Given task – Check each line of the records below for the word "title" and copy those where it appears.

Material to process –
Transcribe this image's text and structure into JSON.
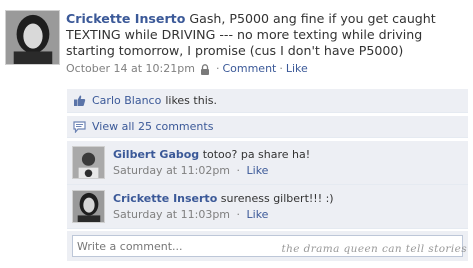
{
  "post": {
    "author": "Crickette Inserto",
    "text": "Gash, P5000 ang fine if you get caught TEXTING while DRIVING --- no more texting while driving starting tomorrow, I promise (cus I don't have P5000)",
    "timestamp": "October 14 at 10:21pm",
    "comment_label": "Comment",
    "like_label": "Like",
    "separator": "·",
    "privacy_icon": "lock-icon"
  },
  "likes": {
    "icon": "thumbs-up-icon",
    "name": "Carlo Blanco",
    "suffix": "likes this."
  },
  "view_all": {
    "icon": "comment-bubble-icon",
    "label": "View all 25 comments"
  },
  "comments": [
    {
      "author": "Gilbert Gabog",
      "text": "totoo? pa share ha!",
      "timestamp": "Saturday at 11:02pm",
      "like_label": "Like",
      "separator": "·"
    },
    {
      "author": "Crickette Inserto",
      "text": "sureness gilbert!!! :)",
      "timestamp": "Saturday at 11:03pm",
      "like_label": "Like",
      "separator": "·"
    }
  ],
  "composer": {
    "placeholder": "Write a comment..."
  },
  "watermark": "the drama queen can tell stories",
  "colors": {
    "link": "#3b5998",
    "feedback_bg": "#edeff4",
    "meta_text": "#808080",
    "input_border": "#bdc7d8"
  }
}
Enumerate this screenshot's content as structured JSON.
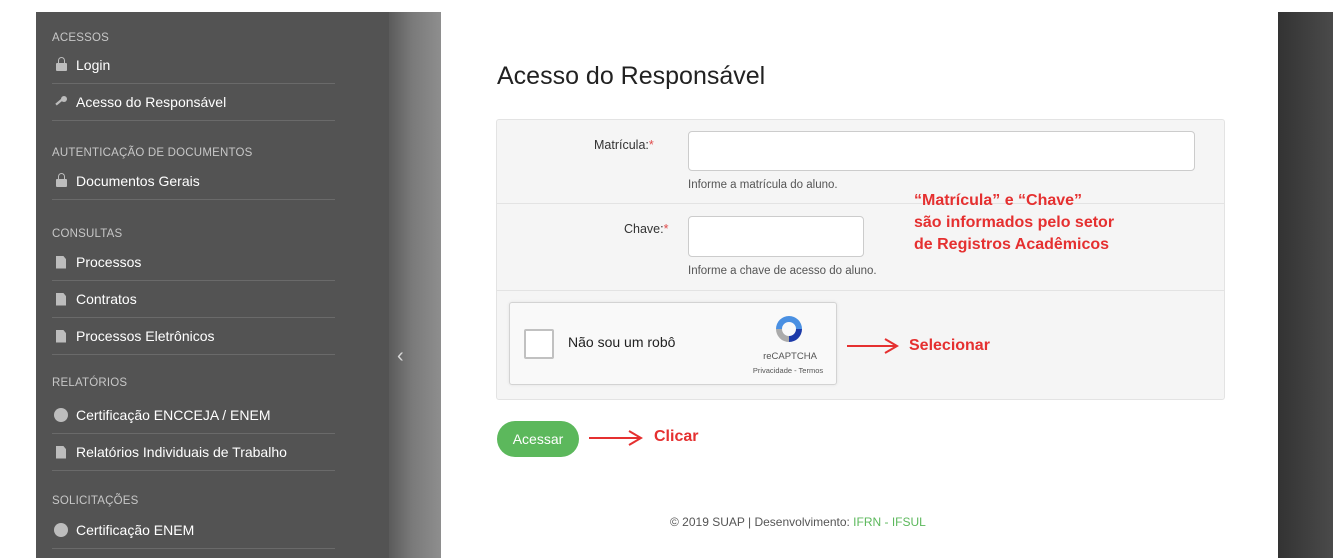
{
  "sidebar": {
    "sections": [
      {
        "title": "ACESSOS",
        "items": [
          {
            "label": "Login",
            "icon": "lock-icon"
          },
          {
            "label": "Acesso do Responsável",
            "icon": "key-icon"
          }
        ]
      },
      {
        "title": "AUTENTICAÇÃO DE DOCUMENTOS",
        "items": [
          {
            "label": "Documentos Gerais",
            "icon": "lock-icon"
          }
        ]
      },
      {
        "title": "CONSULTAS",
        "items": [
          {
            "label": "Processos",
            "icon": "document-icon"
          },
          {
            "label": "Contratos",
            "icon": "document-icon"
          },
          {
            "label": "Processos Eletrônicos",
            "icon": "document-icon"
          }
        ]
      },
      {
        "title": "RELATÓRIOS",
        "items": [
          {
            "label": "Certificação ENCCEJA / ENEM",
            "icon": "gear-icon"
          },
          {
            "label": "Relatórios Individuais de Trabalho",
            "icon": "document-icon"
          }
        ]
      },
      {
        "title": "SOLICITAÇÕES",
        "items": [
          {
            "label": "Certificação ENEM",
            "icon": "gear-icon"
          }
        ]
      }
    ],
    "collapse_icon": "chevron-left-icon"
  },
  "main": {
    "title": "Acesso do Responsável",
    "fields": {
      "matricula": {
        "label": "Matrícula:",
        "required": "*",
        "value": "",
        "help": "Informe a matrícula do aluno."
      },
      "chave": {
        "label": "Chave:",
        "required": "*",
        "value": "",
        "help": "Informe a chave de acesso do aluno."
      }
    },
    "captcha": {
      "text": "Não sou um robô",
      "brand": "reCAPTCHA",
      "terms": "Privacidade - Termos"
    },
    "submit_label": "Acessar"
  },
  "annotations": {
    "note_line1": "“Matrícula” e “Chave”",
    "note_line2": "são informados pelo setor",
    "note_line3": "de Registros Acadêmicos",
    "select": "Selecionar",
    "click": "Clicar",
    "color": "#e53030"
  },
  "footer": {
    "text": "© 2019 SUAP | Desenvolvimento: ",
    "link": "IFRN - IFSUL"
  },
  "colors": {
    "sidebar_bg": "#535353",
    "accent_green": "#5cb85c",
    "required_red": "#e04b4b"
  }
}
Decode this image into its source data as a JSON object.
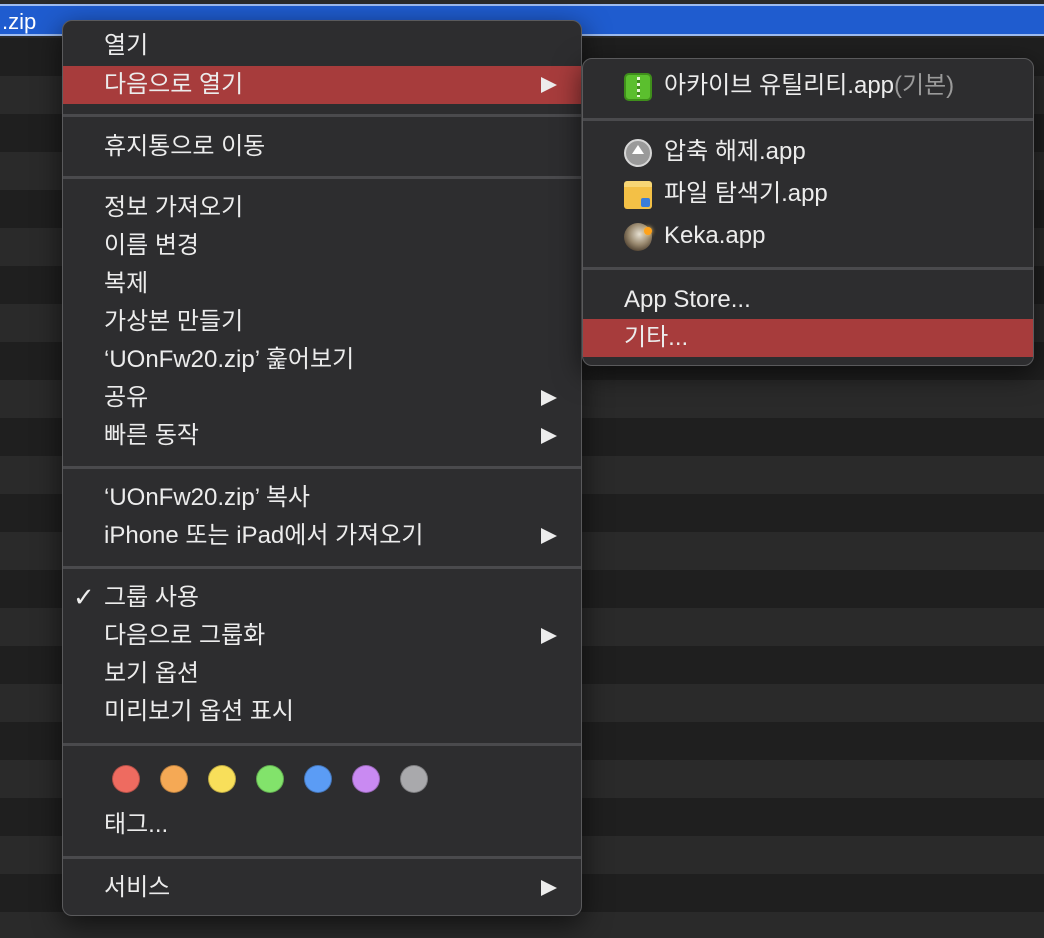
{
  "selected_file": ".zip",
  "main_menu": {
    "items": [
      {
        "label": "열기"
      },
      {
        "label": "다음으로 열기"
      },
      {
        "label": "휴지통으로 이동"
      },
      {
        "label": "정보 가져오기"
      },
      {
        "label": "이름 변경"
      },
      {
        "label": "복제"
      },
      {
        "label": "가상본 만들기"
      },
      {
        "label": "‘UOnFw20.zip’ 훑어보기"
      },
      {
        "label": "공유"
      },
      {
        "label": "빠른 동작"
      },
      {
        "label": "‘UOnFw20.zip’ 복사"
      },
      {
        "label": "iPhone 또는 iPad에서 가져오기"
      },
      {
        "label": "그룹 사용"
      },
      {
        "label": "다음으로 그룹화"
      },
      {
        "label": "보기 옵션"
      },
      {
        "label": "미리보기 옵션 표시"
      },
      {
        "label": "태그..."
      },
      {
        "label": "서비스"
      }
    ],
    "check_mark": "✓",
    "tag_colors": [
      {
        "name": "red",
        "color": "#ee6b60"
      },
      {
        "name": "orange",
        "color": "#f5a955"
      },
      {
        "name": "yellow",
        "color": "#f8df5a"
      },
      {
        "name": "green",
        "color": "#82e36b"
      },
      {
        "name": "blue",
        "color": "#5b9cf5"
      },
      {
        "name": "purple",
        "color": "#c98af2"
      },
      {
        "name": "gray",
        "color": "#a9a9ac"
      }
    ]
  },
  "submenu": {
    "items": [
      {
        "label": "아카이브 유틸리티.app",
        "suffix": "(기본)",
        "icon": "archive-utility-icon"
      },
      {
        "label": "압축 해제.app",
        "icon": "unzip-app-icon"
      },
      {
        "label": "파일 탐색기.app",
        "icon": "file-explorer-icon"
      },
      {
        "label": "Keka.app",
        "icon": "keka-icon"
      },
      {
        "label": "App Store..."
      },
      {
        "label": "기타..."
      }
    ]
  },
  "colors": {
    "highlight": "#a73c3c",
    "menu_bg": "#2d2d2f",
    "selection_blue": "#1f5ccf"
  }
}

Task response –
        "title": "ACESSOS",
        "title": "AUTENTICAÇÃO DE DOCUMENTOS",
        "title": "CONSULTAS",
        "title": "RELATÓRIOS",
        "title": "SOLICITAÇÕES",
    "title": "Acesso do Responsável",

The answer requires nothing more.